**RECORDS FOR THIS TASK:**
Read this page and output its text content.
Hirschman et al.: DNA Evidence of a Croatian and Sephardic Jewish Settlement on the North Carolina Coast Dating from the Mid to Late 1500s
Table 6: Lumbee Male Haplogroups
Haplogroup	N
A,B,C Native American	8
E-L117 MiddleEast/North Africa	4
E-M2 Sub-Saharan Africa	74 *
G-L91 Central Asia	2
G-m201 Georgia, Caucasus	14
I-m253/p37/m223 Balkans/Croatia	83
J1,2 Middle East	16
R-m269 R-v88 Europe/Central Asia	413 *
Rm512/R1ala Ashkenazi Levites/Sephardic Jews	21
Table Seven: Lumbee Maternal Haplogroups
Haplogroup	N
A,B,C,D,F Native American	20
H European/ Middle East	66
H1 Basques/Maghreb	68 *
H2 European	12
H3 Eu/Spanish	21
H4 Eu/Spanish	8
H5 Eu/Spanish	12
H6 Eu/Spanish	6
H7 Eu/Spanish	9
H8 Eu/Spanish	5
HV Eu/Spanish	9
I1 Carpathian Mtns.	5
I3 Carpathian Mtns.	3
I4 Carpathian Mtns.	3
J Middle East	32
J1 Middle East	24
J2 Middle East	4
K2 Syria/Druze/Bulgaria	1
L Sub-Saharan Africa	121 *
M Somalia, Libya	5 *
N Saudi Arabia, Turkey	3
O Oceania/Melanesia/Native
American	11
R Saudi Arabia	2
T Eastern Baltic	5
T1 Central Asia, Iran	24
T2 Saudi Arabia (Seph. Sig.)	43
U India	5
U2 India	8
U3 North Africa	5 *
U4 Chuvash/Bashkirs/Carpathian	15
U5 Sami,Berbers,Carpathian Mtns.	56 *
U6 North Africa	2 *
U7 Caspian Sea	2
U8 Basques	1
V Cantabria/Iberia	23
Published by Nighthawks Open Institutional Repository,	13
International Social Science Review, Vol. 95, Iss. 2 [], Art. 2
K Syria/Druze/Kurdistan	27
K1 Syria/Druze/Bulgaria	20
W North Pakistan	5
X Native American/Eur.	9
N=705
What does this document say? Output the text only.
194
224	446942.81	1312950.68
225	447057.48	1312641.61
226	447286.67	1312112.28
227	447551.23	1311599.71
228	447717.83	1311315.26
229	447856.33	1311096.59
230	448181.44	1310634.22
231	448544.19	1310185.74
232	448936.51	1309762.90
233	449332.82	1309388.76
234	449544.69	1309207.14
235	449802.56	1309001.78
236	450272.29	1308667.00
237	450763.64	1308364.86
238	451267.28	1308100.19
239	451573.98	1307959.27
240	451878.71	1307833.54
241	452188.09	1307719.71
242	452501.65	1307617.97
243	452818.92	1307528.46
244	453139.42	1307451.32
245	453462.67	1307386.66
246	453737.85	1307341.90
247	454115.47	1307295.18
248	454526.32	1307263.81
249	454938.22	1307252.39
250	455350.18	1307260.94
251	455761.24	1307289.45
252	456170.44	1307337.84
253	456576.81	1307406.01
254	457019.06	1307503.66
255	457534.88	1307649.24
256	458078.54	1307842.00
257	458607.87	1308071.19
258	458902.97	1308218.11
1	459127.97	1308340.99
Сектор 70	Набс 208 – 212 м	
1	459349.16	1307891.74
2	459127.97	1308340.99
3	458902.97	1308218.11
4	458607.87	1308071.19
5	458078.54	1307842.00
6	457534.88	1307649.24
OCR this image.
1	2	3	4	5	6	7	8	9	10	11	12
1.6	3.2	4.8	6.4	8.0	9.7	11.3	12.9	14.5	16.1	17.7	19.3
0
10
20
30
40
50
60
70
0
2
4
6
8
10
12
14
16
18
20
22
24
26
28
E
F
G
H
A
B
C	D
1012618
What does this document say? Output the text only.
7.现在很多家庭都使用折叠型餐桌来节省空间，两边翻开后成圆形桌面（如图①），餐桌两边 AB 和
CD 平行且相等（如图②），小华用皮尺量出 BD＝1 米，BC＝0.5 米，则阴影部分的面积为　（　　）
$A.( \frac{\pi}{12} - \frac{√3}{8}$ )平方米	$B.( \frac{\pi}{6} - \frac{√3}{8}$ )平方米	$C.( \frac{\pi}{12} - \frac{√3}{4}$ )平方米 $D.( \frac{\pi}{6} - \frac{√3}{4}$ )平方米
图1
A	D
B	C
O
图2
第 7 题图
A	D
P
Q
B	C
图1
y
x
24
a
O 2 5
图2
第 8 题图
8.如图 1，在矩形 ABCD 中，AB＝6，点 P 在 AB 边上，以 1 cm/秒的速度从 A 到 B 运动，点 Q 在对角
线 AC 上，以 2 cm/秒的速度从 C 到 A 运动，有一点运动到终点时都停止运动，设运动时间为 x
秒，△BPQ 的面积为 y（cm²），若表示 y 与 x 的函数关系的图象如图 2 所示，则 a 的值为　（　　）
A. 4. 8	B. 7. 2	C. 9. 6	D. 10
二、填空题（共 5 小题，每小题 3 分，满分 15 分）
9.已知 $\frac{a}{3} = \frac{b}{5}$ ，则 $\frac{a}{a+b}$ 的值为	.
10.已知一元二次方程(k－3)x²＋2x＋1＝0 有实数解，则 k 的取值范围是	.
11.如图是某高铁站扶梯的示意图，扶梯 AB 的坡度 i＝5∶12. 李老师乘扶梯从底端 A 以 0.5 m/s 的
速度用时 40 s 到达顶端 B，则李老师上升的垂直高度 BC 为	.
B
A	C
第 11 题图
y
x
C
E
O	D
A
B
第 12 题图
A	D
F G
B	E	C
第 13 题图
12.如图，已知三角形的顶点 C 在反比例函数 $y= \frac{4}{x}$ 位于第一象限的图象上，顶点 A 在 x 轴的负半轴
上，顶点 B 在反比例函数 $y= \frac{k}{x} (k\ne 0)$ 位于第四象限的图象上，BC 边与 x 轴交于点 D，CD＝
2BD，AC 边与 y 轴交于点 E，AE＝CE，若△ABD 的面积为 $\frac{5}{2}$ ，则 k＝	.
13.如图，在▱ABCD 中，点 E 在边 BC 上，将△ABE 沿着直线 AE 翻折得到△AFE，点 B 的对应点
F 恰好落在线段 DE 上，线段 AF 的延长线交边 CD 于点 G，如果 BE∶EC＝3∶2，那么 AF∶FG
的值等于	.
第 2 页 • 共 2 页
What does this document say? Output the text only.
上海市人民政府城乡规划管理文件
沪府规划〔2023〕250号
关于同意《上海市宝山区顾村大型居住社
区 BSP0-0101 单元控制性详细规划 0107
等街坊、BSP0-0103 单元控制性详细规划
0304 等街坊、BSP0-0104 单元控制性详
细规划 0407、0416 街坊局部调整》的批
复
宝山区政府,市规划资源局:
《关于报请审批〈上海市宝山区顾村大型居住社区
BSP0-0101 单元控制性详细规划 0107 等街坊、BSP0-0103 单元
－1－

**PROBLEM TO SOLVE:** Print the complete listing again, exactly as it stands.

**RESPONSE TO THE EXERCISE:**
Read this page and output its text content.
Hirschman et al.: DNA Evidence of a Croatian and Sephardic Jewish Settlement on the North Carolina Coast Dating from the Mid to Late 1500s
Table 6: Lumbee Male Haplogroups
Haplogroup	N
A,B,C Native American	8
E-L117 MiddleEast/North Africa	4
E-M2 Sub-Saharan Africa	74 *
G-L91 Central Asia	2
G-m201 Georgia, Caucasus	14
I-m253/p37/m223 Balkans/Croatia	83
J1,2 Middle East	16
R-m269 R-v88 Europe/Central Asia	413 *
Rm512/R1ala Ashkenazi Levites/Sephardic Jews	21
Table Seven: Lumbee Maternal Haplogroups
Haplogroup	N
A,B,C,D,F Native American	20
H European/ Middle East	66
H1 Basques/Maghreb	68 *
H2 European	12
H3 Eu/Spanish	21
H4 Eu/Spanish	8
H5 Eu/Spanish	12
H6 Eu/Spanish	6
H7 Eu/Spanish	9
H8 Eu/Spanish	5
HV Eu/Spanish	9
I1 Carpathian Mtns.	5
I3 Carpathian Mtns.	3
I4 Carpathian Mtns.	3
J Middle East	32
J1 Middle East	24
J2 Middle East	4
K2 Syria/Druze/Bulgaria	1
L Sub-Saharan Africa	121 *
M Somalia, Libya	5 *
N Saudi Arabia, Turkey	3
O Oceania/Melanesia/Native
American	11
R Saudi Arabia	2
T Eastern Baltic	5
T1 Central Asia, Iran	24
T2 Saudi Arabia (Seph. Sig.)	43
U India	5
U2 India	8
U3 North Africa	5 *
U4 Chuvash/Bashkirs/Carpathian	15
U5 Sami,Berbers,Carpathian Mtns.	56 *
U6 North Africa	2 *
U7 Caspian Sea	2
U8 Basques	1
V Cantabria/Iberia	23
Published by Nighthawks Open Institutional Repository,	13
International Social Science Review, Vol. 95, Iss. 2 [], Art. 2
K Syria/Druze/Kurdistan	27
K1 Syria/Druze/Bulgaria	20
W North Pakistan	5
X Native American/Eur.	9
N=705
What does this document say? Output the text only.
194
224	446942.81	1312950.68
225	447057.48	1312641.61
226	447286.67	1312112.28
227	447551.23	1311599.71
228	447717.83	1311315.26
229	447856.33	1311096.59
230	448181.44	1310634.22
231	448544.19	1310185.74
232	448936.51	1309762.90
233	449332.82	1309388.76
234	449544.69	1309207.14
235	449802.56	1309001.78
236	450272.29	1308667.00
237	450763.64	1308364.86
238	451267.28	1308100.19
239	451573.98	1307959.27
240	451878.71	1307833.54
241	452188.09	1307719.71
242	452501.65	1307617.97
243	452818.92	1307528.46
244	453139.42	1307451.32
245	453462.67	1307386.66
246	453737.85	1307341.90
247	454115.47	1307295.18
248	454526.32	1307263.81
249	454938.22	1307252.39
250	455350.18	1307260.94
251	455761.24	1307289.45
252	456170.44	1307337.84
253	456576.81	1307406.01
254	457019.06	1307503.66
255	457534.88	1307649.24
256	458078.54	1307842.00
257	458607.87	1308071.19
258	458902.97	1308218.11
1	459127.97	1308340.99
Сектор 70	Набс 208 – 212 м	
1	459349.16	1307891.74
2	459127.97	1308340.99
3	458902.97	1308218.11
4	458607.87	1308071.19
5	458078.54	1307842.00
6	457534.88	1307649.24
OCR this image.
1	2	3	4	5	6	7	8	9	10	11	12
1.6	3.2	4.8	6.4	8.0	9.7	11.3	12.9	14.5	16.1	17.7	19.3
0
10
20
30
40
50
60
70
0
2
4
6
8
10
12
14
16
18
20
22
24
26
28
E
F
G
H
A
B
C	D
1012618
What does this document say? Output the text only.
7.现在很多家庭都使用折叠型餐桌来节省空间，两边翻开后成圆形桌面（如图①），餐桌两边 AB 和
CD 平行且相等（如图②），小华用皮尺量出 BD＝1 米，BC＝0.5 米，则阴影部分的面积为　（　　）
$A.( \frac{\pi}{12} - \frac{√3}{8}$ )平方米	$B.( \frac{\pi}{6} - \frac{√3}{8}$ )平方米	$C.( \frac{\pi}{12} - \frac{√3}{4}$ )平方米 $D.( \frac{\pi}{6} - \frac{√3}{4}$ )平方米
图1
A	D
B	C
O
图2
第 7 题图
A	D
P
Q
B	C
图1
y
x
24
a
O 2 5
图2
第 8 题图
8.如图 1，在矩形 ABCD 中，AB＝6，点 P 在 AB 边上，以 1 cm/秒的速度从 A 到 B 运动，点 Q 在对角
线 AC 上，以 2 cm/秒的速度从 C 到 A 运动，有一点运动到终点时都停止运动，设运动时间为 x
秒，△BPQ 的面积为 y（cm²），若表示 y 与 x 的函数关系的图象如图 2 所示，则 a 的值为　（　　）
A. 4. 8	B. 7. 2	C. 9. 6	D. 10
二、填空题（共 5 小题，每小题 3 分，满分 15 分）
9.已知 $\frac{a}{3} = \frac{b}{5}$ ，则 $\frac{a}{a+b}$ 的值为	.
10.已知一元二次方程(k－3)x²＋2x＋1＝0 有实数解，则 k 的取值范围是	.
11.如图是某高铁站扶梯的示意图，扶梯 AB 的坡度 i＝5∶12. 李老师乘扶梯从底端 A 以 0.5 m/s 的
速度用时 40 s 到达顶端 B，则李老师上升的垂直高度 BC 为	.
B
A	C
第 11 题图
y
x
C
E
O	D
A
B
第 12 题图
A	D
F G
B	E	C
第 13 题图
12.如图，已知三角形的顶点 C 在反比例函数 $y= \frac{4}{x}$ 位于第一象限的图象上，顶点 A 在 x 轴的负半轴
上，顶点 B 在反比例函数 $y= \frac{k}{x} (k\ne 0)$ 位于第四象限的图象上，BC 边与 x 轴交于点 D，CD＝
2BD，AC 边与 y 轴交于点 E，AE＝CE，若△ABD 的面积为 $\frac{5}{2}$ ，则 k＝	.
13.如图，在▱ABCD 中，点 E 在边 BC 上，将△ABE 沿着直线 AE 翻折得到△AFE，点 B 的对应点
F 恰好落在线段 DE 上，线段 AF 的延长线交边 CD 于点 G，如果 BE∶EC＝3∶2，那么 AF∶FG
的值等于	.
第 2 页 • 共 2 页
What does this document say? Output the text only.
上海市人民政府城乡规划管理文件
沪府规划〔2023〕250号
关于同意《上海市宝山区顾村大型居住社
区 BSP0-0101 单元控制性详细规划 0107
等街坊、BSP0-0103 单元控制性详细规划
0304 等街坊、BSP0-0104 单元控制性详
细规划 0407、0416 街坊局部调整》的批
复
宝山区政府,市规划资源局:
《关于报请审批〈上海市宝山区顾村大型居住社区
BSP0-0101 单元控制性详细规划 0107 等街坊、BSP0-0103 单元
－1－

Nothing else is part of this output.